**Exercise description**:
Determine how many lines include the string "this". Output that number only.

## start Exercise materials

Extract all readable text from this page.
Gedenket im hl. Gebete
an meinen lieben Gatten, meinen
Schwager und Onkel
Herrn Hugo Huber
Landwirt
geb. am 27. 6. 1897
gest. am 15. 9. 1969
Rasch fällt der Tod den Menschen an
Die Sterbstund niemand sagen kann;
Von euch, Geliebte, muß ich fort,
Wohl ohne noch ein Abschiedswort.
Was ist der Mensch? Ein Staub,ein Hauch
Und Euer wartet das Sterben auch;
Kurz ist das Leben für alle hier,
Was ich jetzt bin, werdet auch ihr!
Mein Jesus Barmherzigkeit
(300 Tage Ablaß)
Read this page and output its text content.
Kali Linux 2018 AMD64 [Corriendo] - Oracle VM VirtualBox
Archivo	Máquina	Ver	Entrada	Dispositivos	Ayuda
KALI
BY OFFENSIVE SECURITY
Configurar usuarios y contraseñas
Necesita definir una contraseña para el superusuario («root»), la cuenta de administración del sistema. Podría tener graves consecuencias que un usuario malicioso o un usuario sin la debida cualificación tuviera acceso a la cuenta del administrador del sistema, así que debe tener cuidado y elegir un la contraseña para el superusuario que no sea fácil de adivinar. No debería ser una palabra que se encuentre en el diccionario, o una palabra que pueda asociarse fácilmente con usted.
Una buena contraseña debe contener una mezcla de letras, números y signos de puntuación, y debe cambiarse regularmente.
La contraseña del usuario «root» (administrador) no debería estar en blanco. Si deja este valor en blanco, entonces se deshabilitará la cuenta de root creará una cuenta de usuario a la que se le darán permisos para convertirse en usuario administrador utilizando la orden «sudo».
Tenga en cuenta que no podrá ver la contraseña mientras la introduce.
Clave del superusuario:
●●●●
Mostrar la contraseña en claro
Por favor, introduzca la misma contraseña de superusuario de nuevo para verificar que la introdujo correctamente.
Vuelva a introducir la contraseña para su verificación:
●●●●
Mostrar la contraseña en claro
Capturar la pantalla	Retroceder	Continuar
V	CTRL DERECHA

## end Exercise materials

**Exercise response**:
2